*Trecho da fonte*.

= = =

Com fartura de água, o Brasil vivia em um confortável microcosmo em relação à boa parte do mundo, mas agora seus principais polos de desenvolvimento vivenciam problemas típicos de países semiáridos
A cultura da abundância resulta invariavelmente em desperdício. O desperdício, em colapso. E o colapso, quando somado à mudança climática, chega sem avisar. A região Centro-Sul, o maior polo do desenvolvimento econômico brasileiro, apesar de irrigada por uma das maiores redes de drenagem de água doce do mundo, está se transformando em uma ilha de estresse hídrico, algo que pouca gente podia imaginar até anos atrás. São Paulo, Paraná e Minas Gerais ainda não experimentam um movimento de êxodo industrial ou rural por questões hídricas, mas falta pouco. Já existe, por exemplo, disputa por água de boa qualidade em alguns segmentos, como o de bebidas, no interior de São Paulo.
“Eu não diria que os negócios estejam sendo afetados, mas água já faz parte dos itens que compõem o checklist da escolha da região onde as grandes empresas vão investir”, afirma Ricardo Rolim, diretor de relações socioambientais da Ambev. Se antes só se levava em conta a qualidade da mão de obra, os incentivos fiscais e a distância do polo consumidor, hoje a água também é item determinante do planejamento estratégico. “A bacia tem de dar segurança de que o negócio que se vai montar durará 100 anos”, observa Rolim.
Água em quantidade necessária, no momento certo e na qualidade adequada, é o principal vetor de desenvolvimento econômico. Por isso, Artur Paiva, integrante do Programa Água para a Vida do WWF-Brasil, alerta para o fato de que as pequenas e microempresas instaladas nas bacias dos rios Tietê, Paraná e Doce estão muito vulneráveis. “Nem sempre com acesso ao crédito, muitas não conseguem implementar sistemas de ecoeficiência, como o reúso, tampouco contam com um eventual plano de fuga”, adverte.
Coincidentemente, a situação do abastecimento brasileiro expressa a precisão do último Fórum Econômico Mundial (em janeiro, em Davos), cujo relatório classificou a crise da água como o terceiro maior risco global de alto impacto e alta probabilidade, perdendo apenas para crises fiscais e de emprego. “Devido à importância sistêmica da água para a atividade econômica global, eventuais falhas de um país em planejamento, gestão e utilização podem se propagar por todo o mundo”, alertou o relatório, sem supor que o Brasil também vestiria a carapuça.

= = =

*Material*.

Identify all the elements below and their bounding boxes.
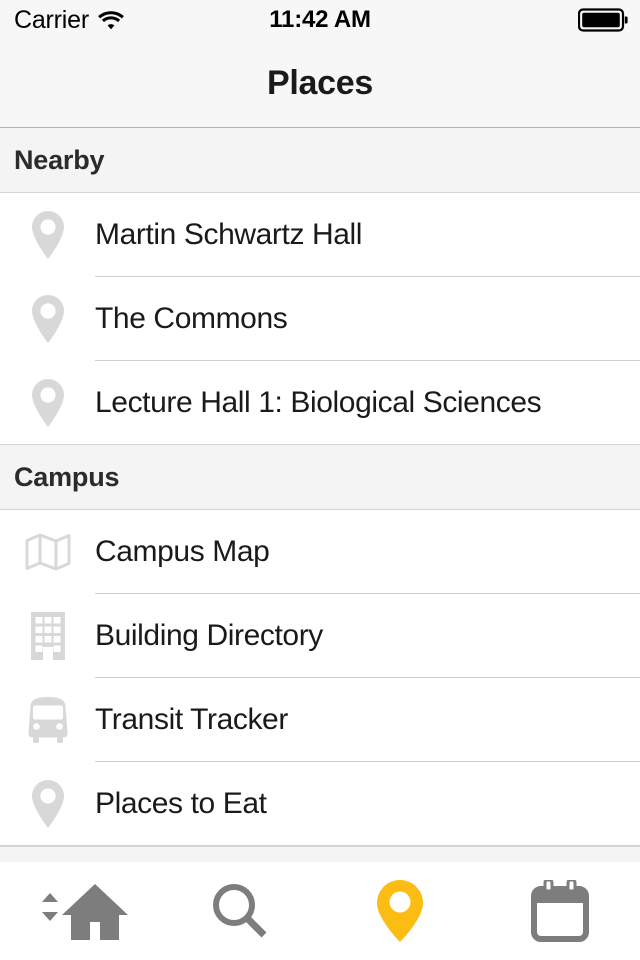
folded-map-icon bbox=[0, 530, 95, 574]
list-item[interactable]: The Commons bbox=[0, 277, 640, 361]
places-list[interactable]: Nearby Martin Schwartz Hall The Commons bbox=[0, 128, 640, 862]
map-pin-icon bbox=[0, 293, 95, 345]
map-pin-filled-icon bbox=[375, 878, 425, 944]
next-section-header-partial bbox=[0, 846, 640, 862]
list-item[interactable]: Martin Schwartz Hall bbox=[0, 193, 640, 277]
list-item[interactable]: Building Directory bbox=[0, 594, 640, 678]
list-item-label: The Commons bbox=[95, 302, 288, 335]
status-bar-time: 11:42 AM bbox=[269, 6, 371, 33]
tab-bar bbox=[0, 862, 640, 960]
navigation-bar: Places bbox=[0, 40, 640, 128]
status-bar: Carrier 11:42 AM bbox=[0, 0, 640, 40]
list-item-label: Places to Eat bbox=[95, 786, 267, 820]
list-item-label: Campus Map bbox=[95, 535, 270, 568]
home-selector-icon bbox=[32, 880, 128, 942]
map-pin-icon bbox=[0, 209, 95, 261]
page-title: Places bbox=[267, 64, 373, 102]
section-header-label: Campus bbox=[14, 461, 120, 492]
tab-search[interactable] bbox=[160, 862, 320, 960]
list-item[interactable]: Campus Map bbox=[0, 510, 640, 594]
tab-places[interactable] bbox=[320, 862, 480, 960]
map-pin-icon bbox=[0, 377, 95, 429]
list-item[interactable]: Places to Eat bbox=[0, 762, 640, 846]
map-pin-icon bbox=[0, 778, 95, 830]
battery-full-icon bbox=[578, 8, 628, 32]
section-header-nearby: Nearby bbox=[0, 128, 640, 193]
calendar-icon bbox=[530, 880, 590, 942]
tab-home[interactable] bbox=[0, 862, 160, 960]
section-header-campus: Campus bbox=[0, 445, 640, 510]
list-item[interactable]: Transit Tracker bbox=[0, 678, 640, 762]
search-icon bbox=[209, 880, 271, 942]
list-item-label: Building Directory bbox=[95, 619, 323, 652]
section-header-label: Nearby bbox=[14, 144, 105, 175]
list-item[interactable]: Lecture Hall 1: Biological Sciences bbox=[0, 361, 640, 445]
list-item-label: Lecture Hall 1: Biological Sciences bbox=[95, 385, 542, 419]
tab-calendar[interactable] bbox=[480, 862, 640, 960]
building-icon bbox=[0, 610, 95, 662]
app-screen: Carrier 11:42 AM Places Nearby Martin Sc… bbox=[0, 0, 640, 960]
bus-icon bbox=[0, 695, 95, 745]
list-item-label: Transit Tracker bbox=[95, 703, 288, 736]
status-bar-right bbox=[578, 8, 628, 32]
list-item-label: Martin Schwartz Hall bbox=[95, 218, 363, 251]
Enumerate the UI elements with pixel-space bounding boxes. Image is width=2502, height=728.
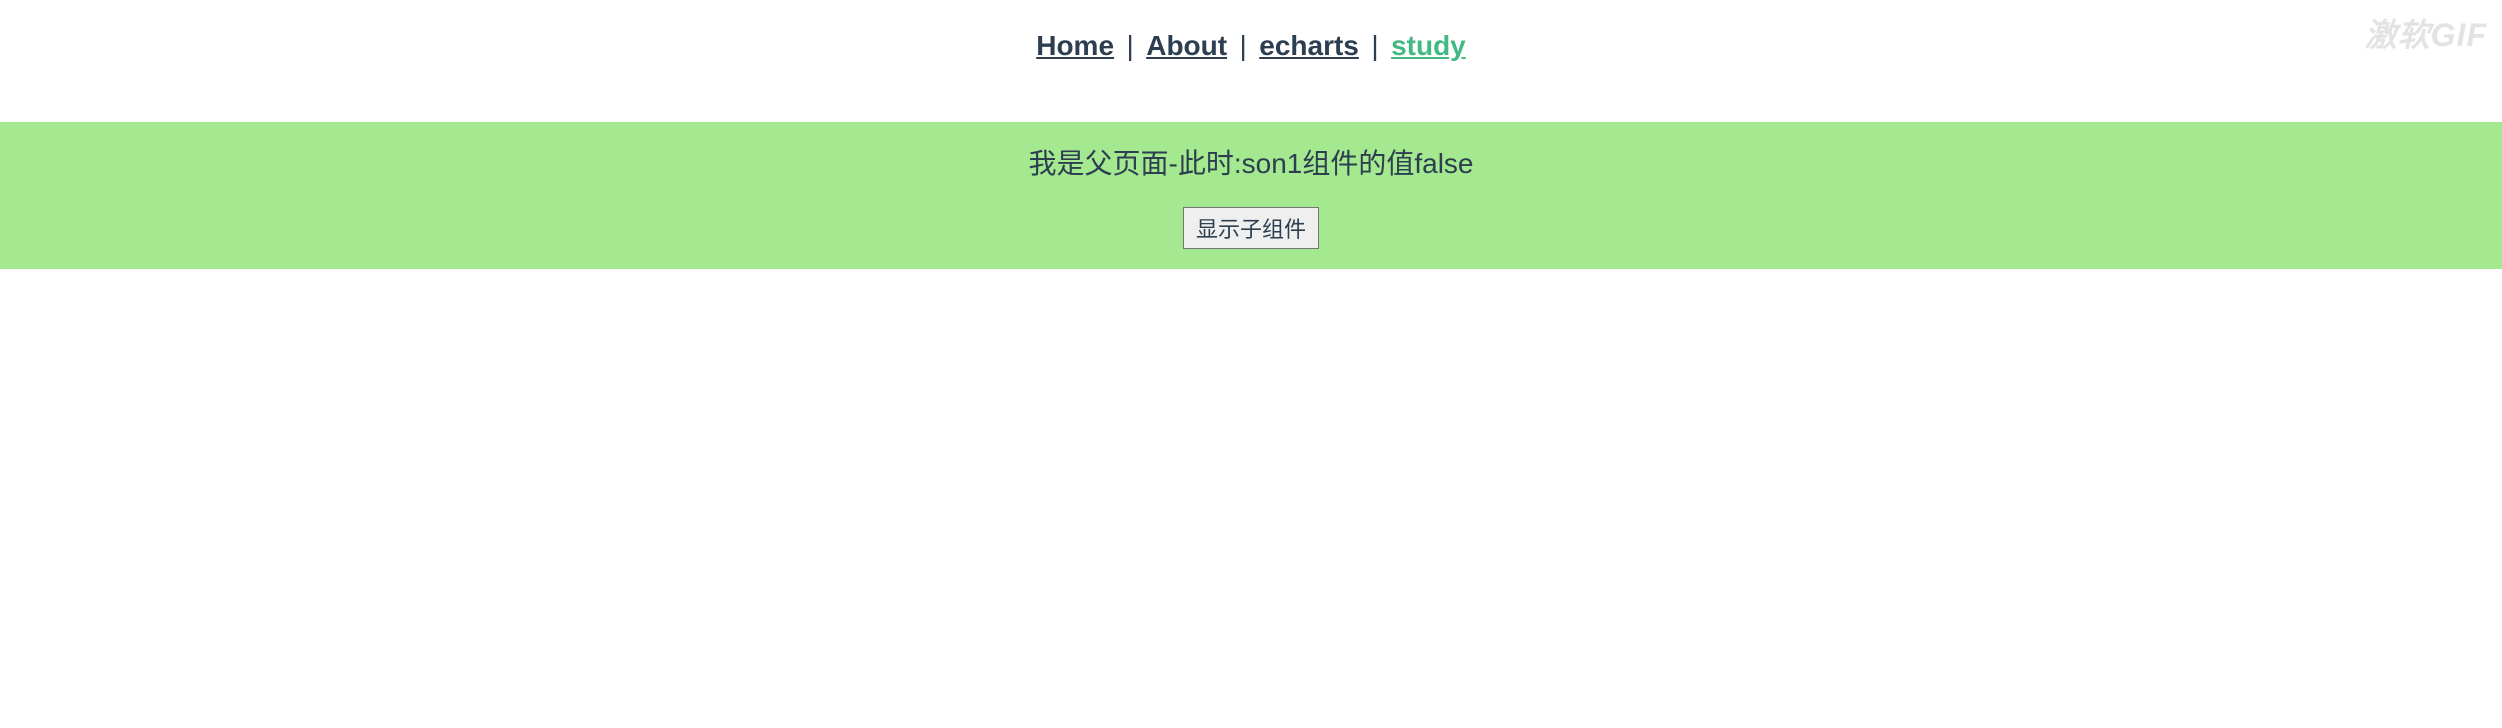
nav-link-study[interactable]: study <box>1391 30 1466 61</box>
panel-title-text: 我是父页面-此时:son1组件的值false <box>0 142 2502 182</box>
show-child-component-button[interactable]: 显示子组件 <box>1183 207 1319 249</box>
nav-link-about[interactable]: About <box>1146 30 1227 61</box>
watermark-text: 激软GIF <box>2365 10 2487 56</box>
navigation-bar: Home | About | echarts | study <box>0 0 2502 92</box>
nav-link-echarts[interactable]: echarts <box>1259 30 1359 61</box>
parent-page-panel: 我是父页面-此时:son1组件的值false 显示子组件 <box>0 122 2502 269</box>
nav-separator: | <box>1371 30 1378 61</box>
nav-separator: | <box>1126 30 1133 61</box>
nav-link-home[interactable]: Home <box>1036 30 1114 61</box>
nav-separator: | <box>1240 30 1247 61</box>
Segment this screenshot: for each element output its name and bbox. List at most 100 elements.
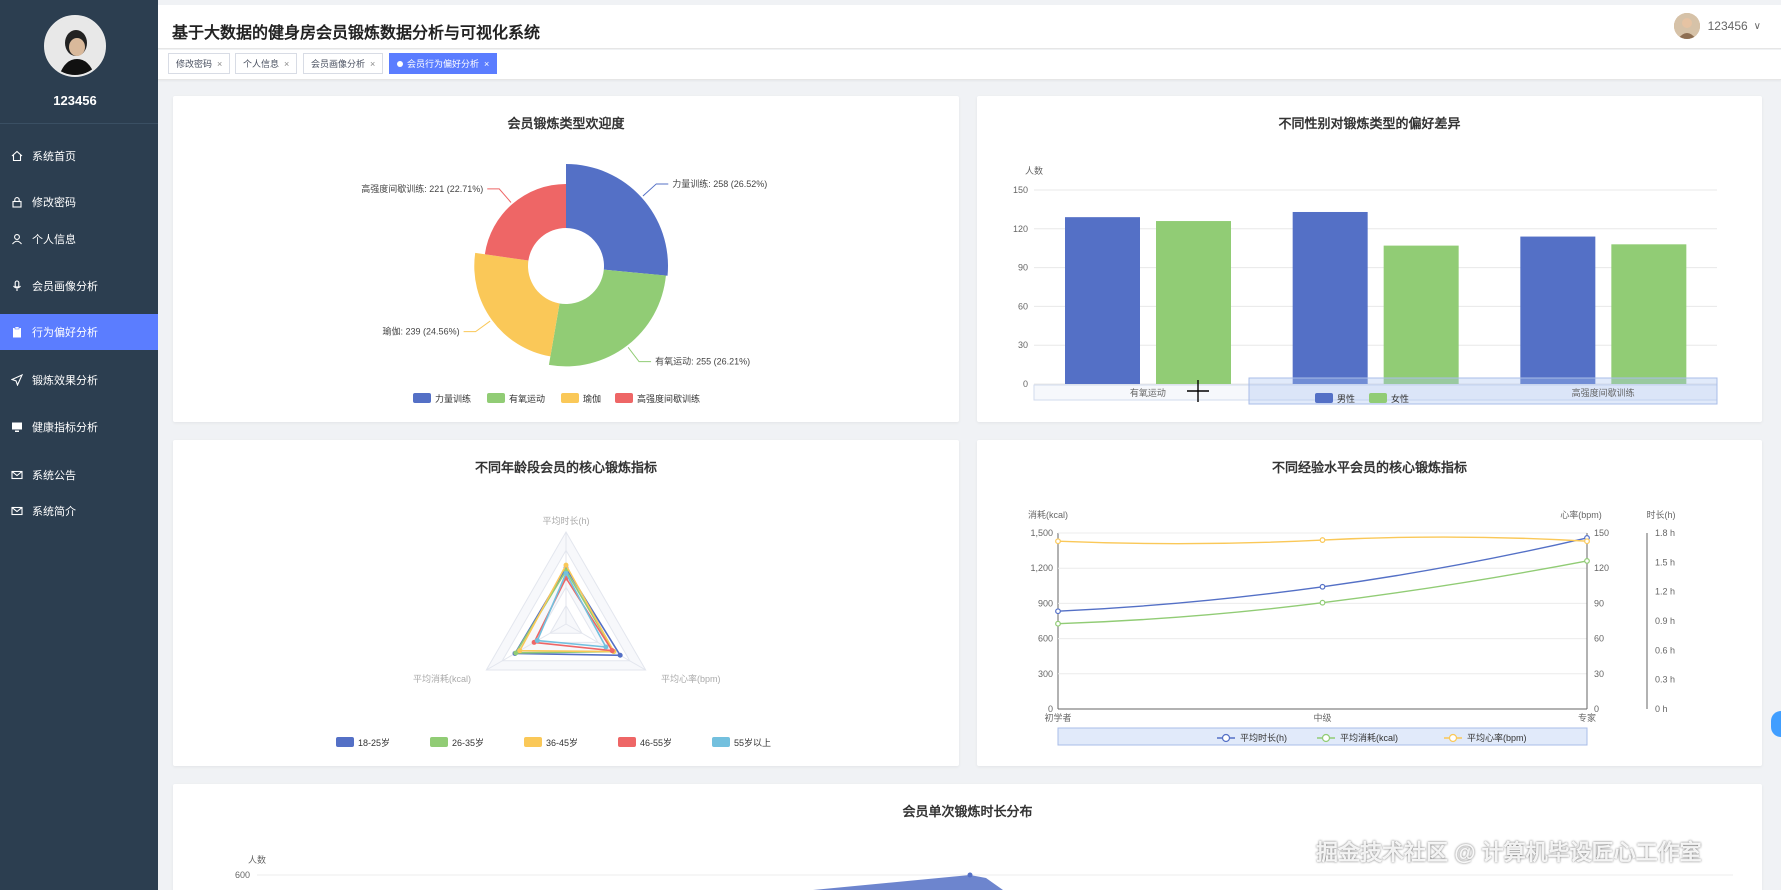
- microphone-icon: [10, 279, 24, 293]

= = =

*Objetivo 1*.
Conforme o trecho da fonte, em que posição o relatório do último Fórum Econômico Mundial colocou a crise da água entre os riscos globais?
*Objetivo 2*.
Diga se cada frase abaixo concorda com o trecho da fonte, respondendo sim ou não e citando as palavras do trecho que decidem:
(a) São Paulo, Paraná e Minas Gerais já passam por um êxodo industrial causado pela falta de água.
(b) No interior de São Paulo, o setor de bebidas já disputa água de boa qualidade.
(c) Segundo Artur Paiva, as grandes empresas instaladas nas bacias dos rios Tietê, Paraná e Doce são as mais vulneráveis.
*Objetivo 3*.
Traduza para o inglês esta frase do trecho da fonte: "A cultura da abundância resulta invariavelmente em desperdício."

*Resolução 1*.
Em terceiro lugar entre os maiores riscos globais de alto impacto e alta probabilidade, atrás só das crises fiscais e de emprego.

*Resolução 2*.
(a) Não: "ainda não experimentam um movimento de êxodo industrial ou rural por questões hídricas".
(b) Sim: "Já existe, por exemplo, disputa por água de boa qualidade em alguns segmentos, como o de bebidas, no interior de São Paulo."
(c) Não: "as pequenas e microempresas instaladas nas bacias dos rios Tietê, Paraná e Doce estão muito vulneráveis".

*Resolução 3*.
The culture of abundance invariably results in waste.